##### Extrait à lire
L'écrivain reproche à Marcela Iacub d'avoir cédé à la "facilité", relevant que la juriste avait inventé les scènes sexe, "c'est tellement plus pratique. Et plus facile. La littérature ce n'est pas ça. C'est donner une forme même à ce qui est vide dans la tête, sans rien substituer à ce vide, en recréant l'état de vacance totale de l'esprit pendant que le corps est touché par un autre", explique Angot.
"Oui je suis choquée quand je lis sous la plume de Jérôme Garcin reprenant la vision de Iacub, DSK "grand consommateur de laiderons" De qui parle-t-on?", poursuit l'écrivain, et elle s'en prend aussi à la bonne foi affichée de l'hebdomadaire, "Journal dont je salue au passage la défense d'un livre par amour soudain de la littérature et au mépris tout aussi soudain de l'atteinte à la vie privée, je les ai connus moins engagés au côté des écrivains."
##########
Consigne.
Poursuivez l'extrait sur les reproches d'Angot à Marcela Iacub en reprenant juste après sa dernière phrase. Les entrées ne jouent aucun rôle ici.
##### Les données
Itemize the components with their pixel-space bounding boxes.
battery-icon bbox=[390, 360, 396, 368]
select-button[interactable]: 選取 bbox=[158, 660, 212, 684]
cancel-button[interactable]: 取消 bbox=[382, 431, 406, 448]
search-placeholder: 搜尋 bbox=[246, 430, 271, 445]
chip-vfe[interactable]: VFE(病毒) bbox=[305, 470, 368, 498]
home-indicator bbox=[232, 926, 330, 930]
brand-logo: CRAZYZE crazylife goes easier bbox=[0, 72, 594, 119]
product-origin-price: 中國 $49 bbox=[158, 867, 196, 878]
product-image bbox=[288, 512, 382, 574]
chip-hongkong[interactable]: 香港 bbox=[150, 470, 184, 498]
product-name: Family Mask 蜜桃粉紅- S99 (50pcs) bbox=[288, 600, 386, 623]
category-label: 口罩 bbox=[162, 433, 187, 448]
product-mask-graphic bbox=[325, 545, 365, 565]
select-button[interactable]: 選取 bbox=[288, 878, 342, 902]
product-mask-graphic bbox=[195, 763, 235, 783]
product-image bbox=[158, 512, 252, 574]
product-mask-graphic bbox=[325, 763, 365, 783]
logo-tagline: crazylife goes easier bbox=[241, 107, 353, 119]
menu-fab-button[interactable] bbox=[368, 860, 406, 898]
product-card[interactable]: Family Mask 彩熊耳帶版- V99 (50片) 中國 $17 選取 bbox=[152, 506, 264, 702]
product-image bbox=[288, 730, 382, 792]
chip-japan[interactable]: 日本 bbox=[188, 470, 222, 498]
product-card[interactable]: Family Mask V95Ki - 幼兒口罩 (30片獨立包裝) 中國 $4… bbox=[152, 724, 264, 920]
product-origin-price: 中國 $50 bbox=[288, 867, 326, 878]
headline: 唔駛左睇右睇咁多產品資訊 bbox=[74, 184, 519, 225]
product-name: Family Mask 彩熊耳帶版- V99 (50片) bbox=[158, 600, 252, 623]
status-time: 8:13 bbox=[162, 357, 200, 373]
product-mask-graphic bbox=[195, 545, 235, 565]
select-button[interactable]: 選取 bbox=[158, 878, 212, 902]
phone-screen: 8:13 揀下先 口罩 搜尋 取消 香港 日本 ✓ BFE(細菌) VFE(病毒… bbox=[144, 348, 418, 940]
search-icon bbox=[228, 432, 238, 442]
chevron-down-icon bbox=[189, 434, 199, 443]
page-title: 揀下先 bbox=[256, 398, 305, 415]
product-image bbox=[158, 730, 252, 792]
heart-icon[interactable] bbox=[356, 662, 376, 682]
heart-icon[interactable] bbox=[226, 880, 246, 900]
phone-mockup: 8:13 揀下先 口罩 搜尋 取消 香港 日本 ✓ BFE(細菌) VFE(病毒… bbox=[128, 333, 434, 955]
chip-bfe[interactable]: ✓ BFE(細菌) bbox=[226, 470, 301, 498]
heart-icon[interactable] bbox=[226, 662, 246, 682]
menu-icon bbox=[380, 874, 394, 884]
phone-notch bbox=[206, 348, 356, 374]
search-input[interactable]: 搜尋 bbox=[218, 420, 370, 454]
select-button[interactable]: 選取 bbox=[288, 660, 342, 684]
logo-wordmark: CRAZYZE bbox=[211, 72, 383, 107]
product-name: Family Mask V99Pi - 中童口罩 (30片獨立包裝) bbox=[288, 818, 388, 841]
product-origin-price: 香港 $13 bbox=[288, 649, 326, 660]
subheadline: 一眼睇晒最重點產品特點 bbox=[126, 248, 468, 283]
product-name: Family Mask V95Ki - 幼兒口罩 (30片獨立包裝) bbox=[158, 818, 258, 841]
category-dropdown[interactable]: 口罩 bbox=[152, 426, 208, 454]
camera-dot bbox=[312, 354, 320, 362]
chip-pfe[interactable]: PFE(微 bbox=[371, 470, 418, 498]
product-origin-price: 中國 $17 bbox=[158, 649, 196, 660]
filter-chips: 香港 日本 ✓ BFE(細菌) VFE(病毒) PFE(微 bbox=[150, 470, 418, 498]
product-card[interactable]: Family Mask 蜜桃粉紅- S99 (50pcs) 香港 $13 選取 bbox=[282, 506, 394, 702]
##########
Réponse.
Angot interroge : "Elle écrit "j'étais folle de toi" alors que "tu étais insensible" et que "tu n'avais aucune culture". De quelle culture parle-t-elle ? Pense-t-elle vraiment que DSK n'a aucune culture ? Pense-t-elle vraiment que ceux qui n'ont aucune culture sont insensibles et brutaux ? Pense-t-elle vraiment que Libération et Le Nouvel Obs c'est la seule culture ?"
"Prêts à tout"
Dans la même édtion du Le Monde, une autre tribule intitulée "Prêts à tout", signée par des éditrices, Joëlle Losfeld, Annie Morvan, Liana Levi, des librairies et des journalistes tire un signal d'alarme. "Journalistes, éditeurs, auteurs, libraires, sommes-nous prêts à tout pour sauver nos professions ? C'est la question que nous devons nous poser aujourd'hui face à la parution fortement médiatisée du texte de Marcela Iacub" s'intérrogent les signataires. "Prêts à tout, les auteurs, pour faire un best-seller ?"
"Prêts à tout, les éditeurs, pour avoir un titre dans la liste des meilleures ventes ?", les signataires du texte interrogent la maison d'édition Stock qui compte à son catalogue "Stefan Zweig, Virginia Woolf, Isaac Singer, qui retrousse ses manches pour défendre un livre douteux."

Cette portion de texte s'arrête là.